-- START OF INPUT --
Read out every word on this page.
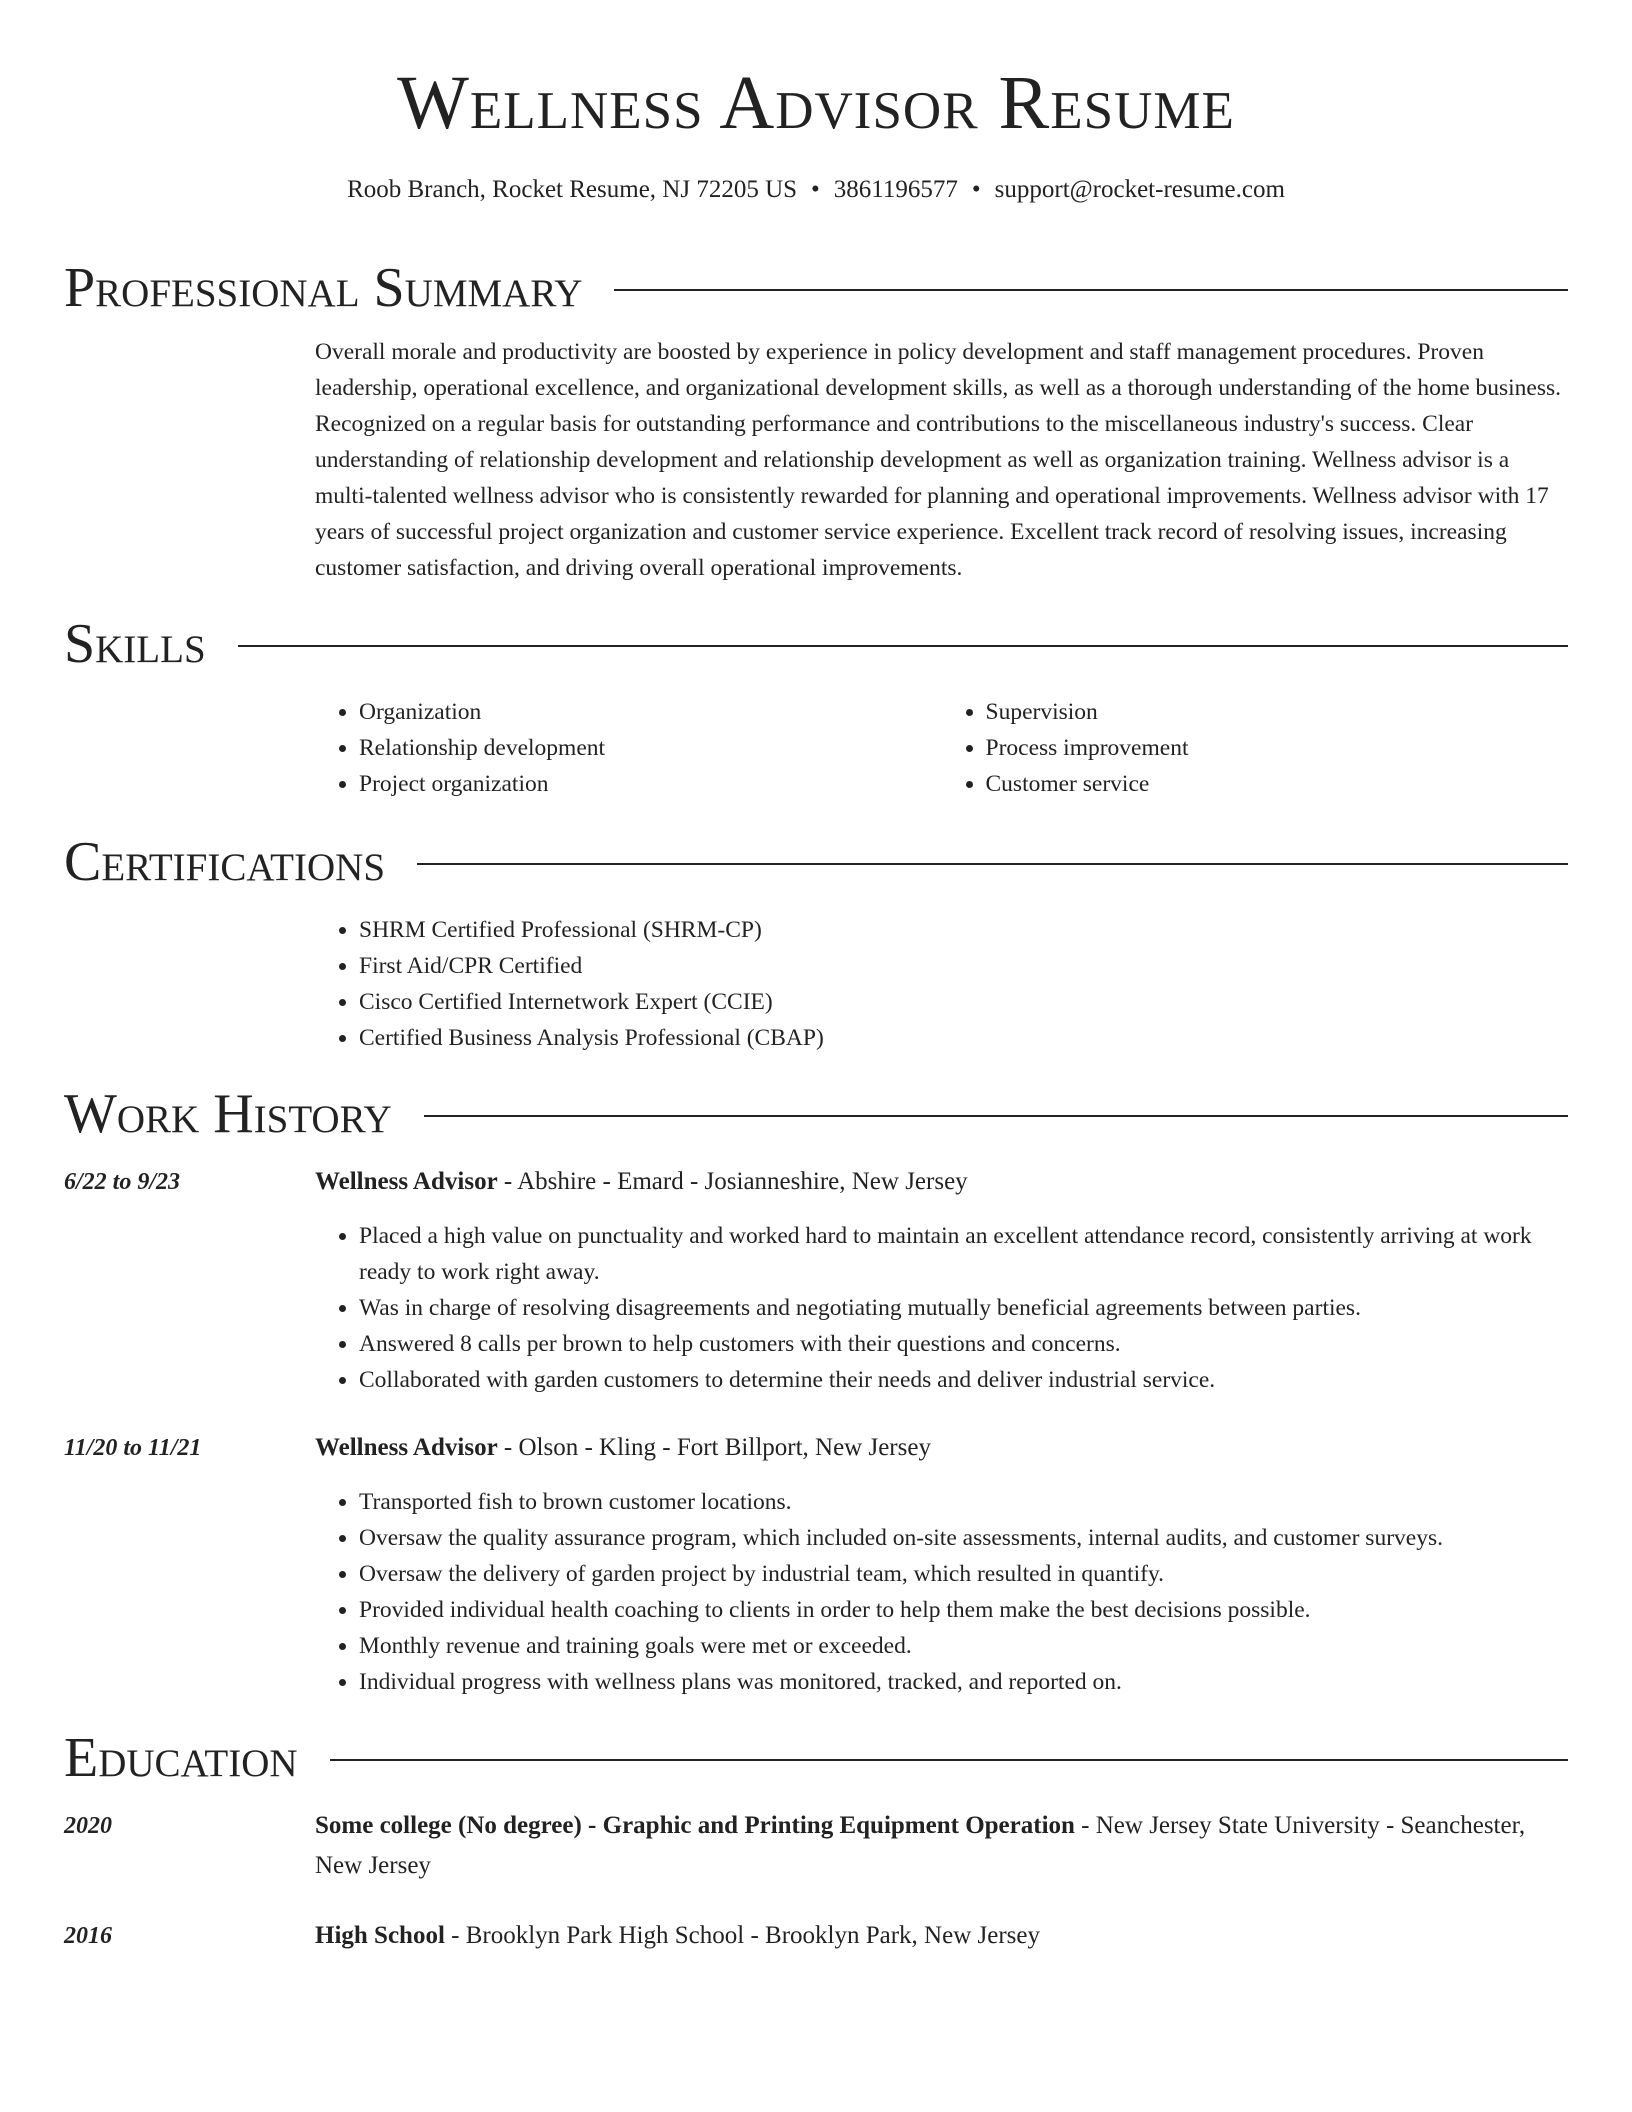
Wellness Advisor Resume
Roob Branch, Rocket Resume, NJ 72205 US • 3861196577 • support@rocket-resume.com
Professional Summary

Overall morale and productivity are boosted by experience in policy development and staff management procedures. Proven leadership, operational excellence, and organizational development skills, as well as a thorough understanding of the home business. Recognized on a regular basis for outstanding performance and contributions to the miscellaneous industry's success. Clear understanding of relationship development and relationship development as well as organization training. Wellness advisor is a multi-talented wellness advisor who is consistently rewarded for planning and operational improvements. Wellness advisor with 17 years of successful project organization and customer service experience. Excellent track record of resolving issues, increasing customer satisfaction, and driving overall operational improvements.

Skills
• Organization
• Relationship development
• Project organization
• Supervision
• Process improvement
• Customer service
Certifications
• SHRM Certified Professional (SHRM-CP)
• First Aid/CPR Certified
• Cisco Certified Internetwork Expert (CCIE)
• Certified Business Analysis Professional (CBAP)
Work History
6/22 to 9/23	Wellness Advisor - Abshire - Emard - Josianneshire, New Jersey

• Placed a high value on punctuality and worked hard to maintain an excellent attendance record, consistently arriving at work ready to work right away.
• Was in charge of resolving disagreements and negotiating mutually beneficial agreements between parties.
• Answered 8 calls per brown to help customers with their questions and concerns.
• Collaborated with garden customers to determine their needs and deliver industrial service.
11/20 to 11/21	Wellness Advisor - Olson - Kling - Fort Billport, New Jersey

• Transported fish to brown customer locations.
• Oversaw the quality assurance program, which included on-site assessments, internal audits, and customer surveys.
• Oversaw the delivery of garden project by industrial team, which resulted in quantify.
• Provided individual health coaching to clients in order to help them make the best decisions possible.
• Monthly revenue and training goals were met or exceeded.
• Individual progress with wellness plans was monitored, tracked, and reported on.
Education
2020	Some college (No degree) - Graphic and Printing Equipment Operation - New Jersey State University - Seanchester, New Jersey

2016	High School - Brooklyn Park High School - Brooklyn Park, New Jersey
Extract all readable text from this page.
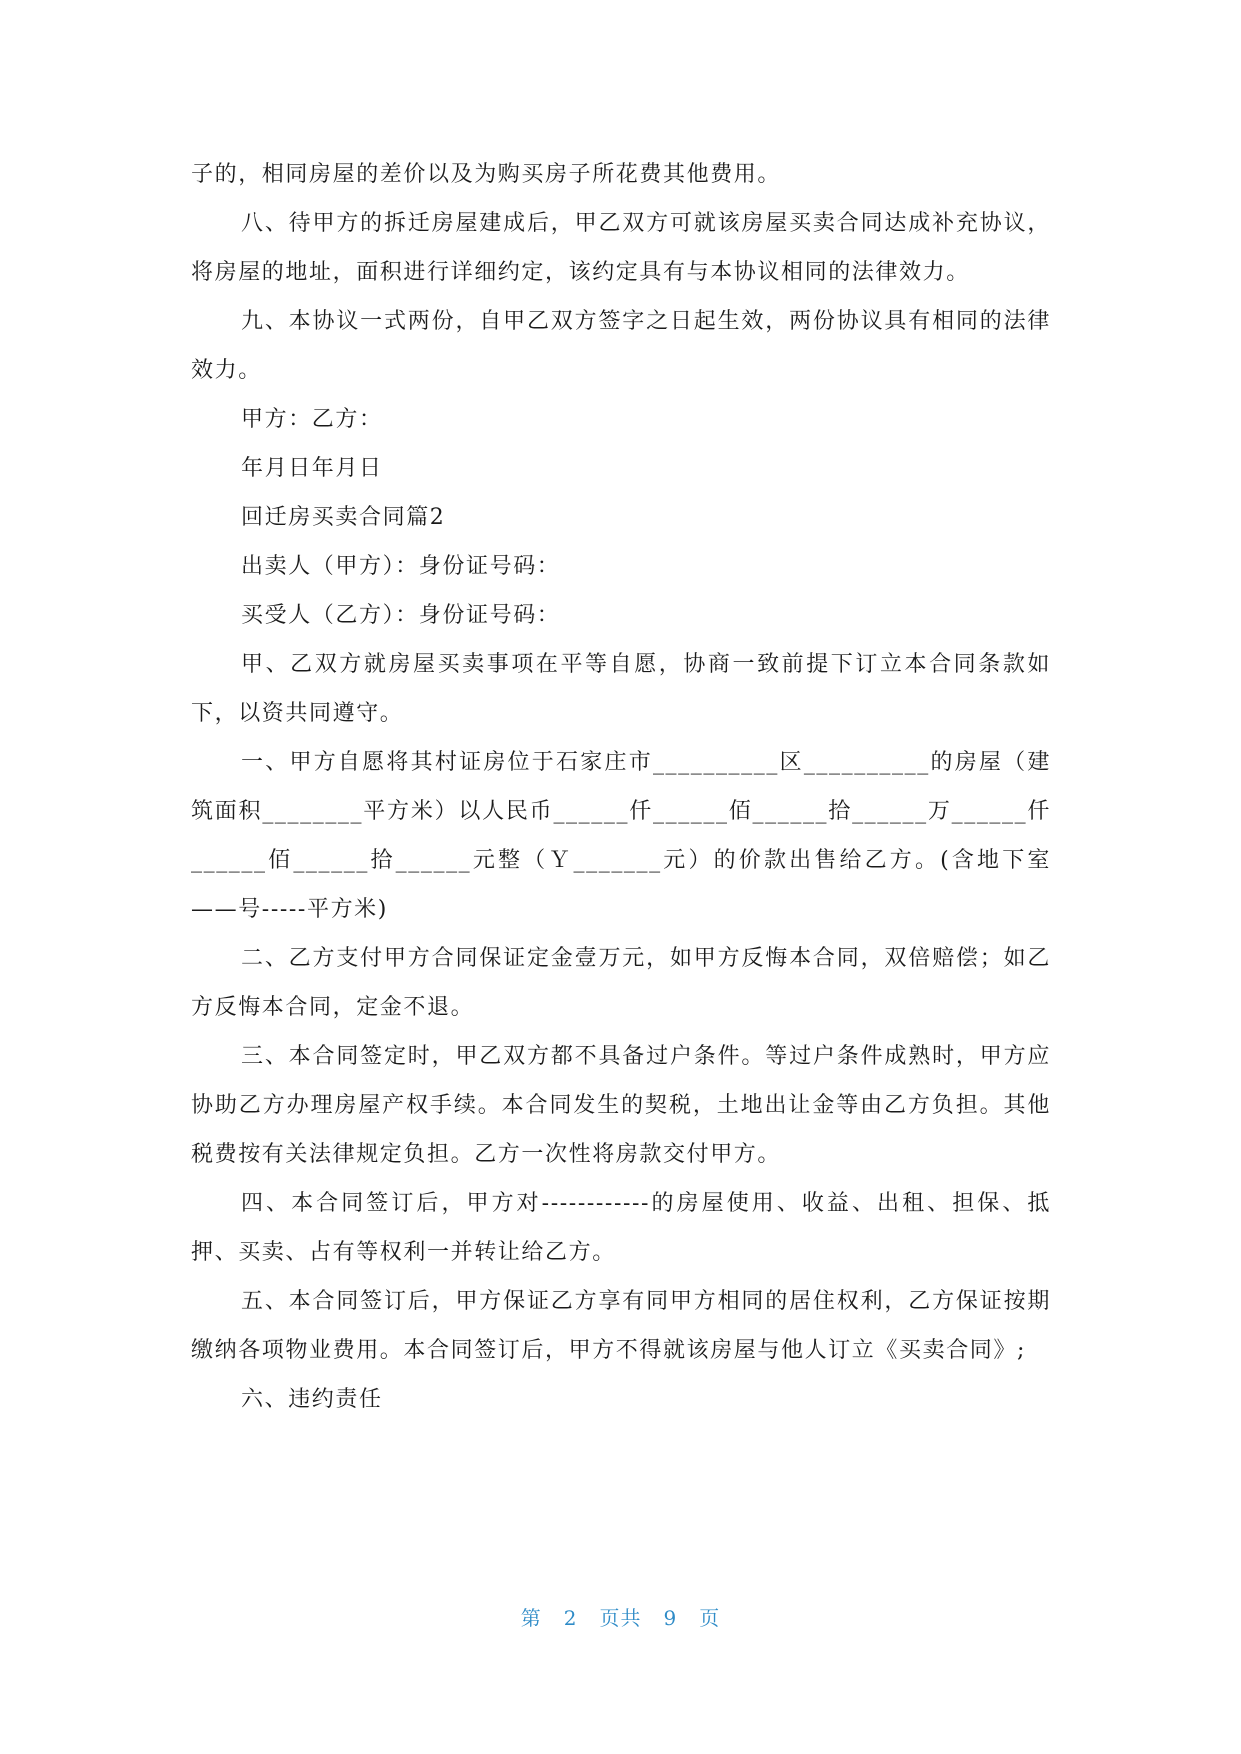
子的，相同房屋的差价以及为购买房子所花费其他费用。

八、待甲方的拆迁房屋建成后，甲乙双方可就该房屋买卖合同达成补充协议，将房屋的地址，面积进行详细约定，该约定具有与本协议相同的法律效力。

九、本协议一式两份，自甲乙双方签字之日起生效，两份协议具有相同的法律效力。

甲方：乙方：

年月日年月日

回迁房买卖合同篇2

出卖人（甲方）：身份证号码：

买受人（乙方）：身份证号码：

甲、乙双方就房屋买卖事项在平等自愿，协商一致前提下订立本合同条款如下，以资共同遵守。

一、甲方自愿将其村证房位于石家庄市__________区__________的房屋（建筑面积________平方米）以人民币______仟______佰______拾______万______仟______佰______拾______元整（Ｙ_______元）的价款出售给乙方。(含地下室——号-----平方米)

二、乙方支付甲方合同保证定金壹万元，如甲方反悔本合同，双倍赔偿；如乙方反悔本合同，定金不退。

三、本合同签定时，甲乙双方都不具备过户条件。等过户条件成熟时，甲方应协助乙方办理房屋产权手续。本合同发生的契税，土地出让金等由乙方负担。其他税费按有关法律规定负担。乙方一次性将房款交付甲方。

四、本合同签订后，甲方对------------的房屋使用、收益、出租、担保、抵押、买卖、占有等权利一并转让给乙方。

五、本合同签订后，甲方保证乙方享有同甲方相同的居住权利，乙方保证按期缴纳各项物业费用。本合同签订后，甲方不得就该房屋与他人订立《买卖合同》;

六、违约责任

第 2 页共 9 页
-- END OF INPUT --
SET EXERCISE = Pick out the lines containing the string "Resume".

RESULT OF THIS TASK =
Wellness Advisor Resume
Roob Branch, Rocket Resume, NJ 72205 US • 3861196577 • support@rocket-resume.com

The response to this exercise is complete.